- _Task_
Take each line that has the word "this" and return it.

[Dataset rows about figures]
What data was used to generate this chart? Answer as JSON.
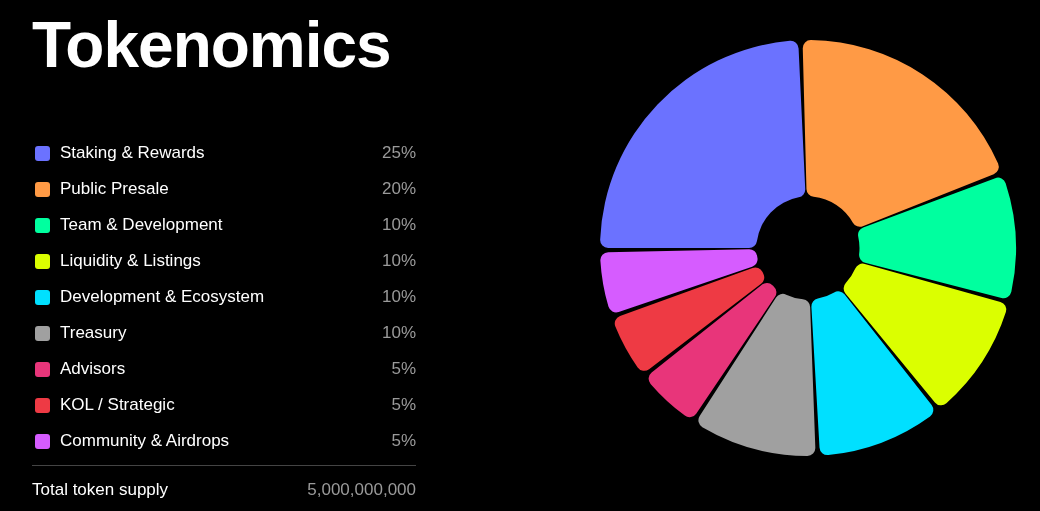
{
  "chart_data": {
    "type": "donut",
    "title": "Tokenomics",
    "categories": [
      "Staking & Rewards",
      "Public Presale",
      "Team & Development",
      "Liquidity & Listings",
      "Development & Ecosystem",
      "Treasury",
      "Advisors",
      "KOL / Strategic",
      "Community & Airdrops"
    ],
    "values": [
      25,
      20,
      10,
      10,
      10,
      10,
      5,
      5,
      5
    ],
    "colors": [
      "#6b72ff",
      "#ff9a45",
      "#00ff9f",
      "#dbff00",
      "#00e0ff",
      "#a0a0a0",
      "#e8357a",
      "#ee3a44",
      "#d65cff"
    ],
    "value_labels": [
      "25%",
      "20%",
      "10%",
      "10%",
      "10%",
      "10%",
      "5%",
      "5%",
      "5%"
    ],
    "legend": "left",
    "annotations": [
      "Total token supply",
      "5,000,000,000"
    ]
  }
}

* * *

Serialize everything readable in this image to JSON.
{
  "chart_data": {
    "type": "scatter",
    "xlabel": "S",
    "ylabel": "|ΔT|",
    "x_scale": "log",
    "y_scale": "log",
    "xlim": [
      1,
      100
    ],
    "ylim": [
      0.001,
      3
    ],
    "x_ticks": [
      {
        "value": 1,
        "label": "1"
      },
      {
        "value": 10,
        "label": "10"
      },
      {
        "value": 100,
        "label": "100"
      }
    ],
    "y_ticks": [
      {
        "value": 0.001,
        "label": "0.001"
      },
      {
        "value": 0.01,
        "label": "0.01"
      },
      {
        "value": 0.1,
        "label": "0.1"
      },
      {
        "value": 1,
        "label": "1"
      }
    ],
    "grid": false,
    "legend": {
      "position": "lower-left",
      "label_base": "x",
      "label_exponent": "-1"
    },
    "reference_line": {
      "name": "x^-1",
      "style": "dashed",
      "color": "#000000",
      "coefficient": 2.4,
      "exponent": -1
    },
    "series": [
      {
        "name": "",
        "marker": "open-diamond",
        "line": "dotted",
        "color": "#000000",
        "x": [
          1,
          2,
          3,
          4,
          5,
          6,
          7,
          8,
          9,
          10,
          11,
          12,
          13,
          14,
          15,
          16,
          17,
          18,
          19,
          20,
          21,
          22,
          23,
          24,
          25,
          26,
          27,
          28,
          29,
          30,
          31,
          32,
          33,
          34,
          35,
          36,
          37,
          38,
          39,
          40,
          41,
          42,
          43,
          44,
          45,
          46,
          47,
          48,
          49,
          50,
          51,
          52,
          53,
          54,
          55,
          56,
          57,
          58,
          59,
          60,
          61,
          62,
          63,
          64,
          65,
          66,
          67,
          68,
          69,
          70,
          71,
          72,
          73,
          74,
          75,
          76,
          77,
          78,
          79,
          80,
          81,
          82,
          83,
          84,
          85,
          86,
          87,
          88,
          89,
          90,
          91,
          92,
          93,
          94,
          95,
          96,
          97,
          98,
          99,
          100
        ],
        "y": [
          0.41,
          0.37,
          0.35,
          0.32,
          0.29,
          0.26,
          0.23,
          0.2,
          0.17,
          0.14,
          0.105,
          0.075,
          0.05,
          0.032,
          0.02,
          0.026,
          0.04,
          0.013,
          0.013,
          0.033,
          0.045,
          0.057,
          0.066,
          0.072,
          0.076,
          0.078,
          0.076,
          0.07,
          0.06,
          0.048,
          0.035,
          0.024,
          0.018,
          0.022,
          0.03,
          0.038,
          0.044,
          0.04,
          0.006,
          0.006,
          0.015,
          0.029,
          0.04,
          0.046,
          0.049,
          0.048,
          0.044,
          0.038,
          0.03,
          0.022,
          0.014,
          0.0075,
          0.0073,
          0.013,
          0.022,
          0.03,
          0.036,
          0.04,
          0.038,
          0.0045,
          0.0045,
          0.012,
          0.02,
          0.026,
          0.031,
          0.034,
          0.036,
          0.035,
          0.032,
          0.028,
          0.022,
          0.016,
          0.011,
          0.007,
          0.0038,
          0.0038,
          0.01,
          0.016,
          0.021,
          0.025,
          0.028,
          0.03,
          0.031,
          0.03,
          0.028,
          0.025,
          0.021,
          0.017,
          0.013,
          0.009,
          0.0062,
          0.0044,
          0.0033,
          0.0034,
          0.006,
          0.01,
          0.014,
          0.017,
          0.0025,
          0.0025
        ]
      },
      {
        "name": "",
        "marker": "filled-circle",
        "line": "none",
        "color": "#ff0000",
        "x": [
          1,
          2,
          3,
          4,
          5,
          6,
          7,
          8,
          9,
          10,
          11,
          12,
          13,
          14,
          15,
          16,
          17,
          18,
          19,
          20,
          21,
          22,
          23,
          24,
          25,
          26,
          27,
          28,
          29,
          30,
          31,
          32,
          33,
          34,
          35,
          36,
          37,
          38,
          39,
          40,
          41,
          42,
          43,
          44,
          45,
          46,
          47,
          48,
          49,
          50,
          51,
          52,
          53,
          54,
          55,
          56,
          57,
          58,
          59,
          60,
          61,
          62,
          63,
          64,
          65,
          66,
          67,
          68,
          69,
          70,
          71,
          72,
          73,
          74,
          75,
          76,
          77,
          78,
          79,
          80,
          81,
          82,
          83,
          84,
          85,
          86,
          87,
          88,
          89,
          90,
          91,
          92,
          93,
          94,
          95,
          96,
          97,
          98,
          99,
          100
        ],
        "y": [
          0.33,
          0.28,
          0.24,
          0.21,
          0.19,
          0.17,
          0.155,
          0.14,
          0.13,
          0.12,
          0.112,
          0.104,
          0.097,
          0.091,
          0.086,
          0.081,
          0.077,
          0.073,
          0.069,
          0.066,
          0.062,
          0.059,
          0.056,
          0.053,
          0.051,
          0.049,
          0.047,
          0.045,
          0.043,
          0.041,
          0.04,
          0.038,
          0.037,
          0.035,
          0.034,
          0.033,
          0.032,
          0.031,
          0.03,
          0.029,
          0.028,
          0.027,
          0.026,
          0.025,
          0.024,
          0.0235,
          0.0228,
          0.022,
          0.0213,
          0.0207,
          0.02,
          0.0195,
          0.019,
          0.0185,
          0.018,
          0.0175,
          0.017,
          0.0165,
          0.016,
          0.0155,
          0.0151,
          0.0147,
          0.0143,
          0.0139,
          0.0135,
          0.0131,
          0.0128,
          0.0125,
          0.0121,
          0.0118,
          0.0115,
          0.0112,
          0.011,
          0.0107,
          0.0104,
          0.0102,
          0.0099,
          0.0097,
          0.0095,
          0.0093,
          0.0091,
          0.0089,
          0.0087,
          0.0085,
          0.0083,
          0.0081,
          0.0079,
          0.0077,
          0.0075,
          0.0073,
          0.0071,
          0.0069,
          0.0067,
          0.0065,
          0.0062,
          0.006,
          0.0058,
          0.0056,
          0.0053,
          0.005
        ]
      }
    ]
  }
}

- _Result of the exercise_
What data was used to generate this chart? Answer as JSON.
Serialize everything readable in this image to JSON.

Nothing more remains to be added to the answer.